*What you should do*. Copy every line from the data below in which the string "content" can be found.
━━━
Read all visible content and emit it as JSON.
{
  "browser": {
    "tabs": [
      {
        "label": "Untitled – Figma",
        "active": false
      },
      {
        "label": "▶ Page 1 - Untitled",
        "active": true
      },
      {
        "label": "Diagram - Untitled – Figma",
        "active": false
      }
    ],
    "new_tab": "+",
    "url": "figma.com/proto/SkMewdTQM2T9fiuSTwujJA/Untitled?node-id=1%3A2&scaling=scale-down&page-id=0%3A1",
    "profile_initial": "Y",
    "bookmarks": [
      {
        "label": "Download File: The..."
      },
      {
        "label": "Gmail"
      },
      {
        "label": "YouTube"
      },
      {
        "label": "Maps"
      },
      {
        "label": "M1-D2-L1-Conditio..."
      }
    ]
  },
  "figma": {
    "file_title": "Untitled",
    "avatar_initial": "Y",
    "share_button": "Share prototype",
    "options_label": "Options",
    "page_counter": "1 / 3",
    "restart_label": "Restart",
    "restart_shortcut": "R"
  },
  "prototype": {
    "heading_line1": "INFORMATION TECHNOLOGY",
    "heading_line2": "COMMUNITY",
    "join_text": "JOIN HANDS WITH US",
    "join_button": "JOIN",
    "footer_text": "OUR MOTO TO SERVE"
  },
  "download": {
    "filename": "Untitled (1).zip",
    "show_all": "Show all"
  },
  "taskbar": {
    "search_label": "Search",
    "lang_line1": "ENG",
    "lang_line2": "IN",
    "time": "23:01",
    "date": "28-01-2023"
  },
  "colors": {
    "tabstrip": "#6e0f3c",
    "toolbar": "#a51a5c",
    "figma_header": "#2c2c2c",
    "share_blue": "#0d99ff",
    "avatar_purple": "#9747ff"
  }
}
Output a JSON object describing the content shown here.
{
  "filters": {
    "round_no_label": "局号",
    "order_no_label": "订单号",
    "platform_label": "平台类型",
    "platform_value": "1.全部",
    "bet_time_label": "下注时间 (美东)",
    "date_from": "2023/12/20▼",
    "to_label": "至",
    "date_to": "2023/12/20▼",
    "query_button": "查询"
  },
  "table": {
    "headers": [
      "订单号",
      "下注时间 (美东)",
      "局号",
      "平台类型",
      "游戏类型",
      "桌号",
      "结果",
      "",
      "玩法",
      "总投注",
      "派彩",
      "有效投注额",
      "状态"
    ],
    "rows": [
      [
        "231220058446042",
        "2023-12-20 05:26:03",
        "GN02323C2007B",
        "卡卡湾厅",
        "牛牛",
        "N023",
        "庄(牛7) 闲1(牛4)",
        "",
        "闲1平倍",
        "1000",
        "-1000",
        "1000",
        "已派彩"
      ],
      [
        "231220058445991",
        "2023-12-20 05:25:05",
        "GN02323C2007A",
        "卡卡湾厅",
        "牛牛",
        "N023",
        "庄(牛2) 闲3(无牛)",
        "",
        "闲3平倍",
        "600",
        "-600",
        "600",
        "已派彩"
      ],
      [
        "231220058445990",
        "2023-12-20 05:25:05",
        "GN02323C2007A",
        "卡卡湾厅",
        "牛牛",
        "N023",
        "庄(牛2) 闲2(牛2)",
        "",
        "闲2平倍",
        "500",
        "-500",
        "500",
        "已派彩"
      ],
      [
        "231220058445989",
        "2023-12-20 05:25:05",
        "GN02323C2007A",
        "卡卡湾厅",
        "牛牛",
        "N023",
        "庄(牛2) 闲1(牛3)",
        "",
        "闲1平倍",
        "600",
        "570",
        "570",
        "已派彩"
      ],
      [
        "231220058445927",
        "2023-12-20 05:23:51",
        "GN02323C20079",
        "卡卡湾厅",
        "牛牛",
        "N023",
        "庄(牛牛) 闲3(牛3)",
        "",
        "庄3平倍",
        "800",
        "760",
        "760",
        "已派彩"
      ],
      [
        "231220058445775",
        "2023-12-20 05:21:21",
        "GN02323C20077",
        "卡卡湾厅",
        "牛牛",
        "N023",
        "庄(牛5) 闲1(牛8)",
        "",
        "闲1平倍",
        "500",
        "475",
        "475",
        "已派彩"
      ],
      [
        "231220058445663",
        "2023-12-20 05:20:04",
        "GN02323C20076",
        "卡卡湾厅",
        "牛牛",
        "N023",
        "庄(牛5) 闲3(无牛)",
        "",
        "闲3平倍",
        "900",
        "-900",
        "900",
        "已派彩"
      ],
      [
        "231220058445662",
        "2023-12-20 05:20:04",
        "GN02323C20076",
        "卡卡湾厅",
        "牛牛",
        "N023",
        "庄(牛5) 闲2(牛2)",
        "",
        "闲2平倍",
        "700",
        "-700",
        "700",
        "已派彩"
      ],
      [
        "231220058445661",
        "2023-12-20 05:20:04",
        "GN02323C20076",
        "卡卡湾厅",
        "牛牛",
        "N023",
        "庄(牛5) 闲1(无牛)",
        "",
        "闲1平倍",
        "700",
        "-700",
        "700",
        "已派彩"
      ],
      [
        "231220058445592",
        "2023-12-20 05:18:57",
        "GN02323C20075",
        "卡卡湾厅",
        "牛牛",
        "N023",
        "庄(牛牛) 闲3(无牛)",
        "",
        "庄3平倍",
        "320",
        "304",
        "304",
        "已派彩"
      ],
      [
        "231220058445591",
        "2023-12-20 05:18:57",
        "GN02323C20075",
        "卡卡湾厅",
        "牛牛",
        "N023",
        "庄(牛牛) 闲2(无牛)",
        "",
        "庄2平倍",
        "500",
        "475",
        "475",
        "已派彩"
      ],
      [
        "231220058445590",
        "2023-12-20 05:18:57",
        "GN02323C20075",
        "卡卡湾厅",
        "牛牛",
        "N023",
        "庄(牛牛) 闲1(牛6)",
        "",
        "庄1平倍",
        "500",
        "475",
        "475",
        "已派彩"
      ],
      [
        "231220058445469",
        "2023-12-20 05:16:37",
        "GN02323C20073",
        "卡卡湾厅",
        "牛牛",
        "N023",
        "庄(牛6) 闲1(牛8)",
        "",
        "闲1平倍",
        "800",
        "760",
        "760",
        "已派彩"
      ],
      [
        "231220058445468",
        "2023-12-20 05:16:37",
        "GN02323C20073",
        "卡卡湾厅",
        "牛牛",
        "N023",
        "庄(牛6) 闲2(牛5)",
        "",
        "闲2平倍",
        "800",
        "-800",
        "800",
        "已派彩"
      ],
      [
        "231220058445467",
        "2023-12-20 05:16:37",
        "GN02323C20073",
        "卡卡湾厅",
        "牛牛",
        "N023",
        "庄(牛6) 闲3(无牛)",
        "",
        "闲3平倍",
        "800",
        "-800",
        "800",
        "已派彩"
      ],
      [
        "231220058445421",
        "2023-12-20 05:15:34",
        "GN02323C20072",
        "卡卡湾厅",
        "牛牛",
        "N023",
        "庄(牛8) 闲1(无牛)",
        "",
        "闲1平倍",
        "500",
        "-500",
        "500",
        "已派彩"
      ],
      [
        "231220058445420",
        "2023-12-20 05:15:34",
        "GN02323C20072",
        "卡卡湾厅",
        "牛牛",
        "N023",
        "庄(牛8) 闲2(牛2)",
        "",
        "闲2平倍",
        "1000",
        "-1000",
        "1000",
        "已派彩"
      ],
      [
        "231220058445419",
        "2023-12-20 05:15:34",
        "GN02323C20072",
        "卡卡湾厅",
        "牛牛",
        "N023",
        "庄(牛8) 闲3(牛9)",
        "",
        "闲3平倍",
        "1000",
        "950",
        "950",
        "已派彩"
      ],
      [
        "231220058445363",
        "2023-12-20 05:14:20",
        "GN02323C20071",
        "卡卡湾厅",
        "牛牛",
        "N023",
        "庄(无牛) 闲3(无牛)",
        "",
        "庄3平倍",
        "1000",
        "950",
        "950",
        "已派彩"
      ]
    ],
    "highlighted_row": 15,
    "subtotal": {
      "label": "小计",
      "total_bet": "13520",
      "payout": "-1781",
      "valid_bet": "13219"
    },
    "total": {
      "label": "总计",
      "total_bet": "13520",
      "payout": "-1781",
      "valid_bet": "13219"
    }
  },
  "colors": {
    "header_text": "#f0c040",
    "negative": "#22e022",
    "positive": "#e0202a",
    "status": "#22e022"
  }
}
━━━
*Result for this task*.
Read all visible content and emit it as JSON.
Output a JSON object describing the content shown here.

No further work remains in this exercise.